** start of INPUT MATERIAL **

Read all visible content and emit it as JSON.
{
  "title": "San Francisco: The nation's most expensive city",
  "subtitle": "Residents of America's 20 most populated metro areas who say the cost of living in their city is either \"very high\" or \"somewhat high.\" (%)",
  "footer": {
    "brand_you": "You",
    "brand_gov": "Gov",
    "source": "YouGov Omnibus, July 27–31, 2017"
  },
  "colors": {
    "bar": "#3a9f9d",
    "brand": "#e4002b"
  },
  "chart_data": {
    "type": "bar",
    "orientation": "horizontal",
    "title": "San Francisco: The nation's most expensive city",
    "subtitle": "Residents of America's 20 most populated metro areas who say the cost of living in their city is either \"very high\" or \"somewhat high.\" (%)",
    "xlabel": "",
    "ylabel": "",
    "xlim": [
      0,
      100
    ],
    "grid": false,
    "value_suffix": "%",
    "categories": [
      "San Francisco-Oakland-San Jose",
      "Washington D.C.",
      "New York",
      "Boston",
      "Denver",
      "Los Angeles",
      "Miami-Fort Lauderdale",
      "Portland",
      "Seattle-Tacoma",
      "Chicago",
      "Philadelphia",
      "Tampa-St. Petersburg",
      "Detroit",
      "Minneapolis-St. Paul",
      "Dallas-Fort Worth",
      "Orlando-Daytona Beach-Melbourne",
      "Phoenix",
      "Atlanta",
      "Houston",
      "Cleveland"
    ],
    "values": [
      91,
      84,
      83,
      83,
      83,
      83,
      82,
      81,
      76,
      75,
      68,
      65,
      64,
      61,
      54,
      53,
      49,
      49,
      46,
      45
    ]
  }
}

** end of INPUT MATERIAL **

EXERCISE AIM: Copy each line of the listing that holds the word "nation".

RESULT BELOW:
  "title": "San Francisco: The nation's most expensive city",
    "title": "San Francisco: The nation's most expensive city",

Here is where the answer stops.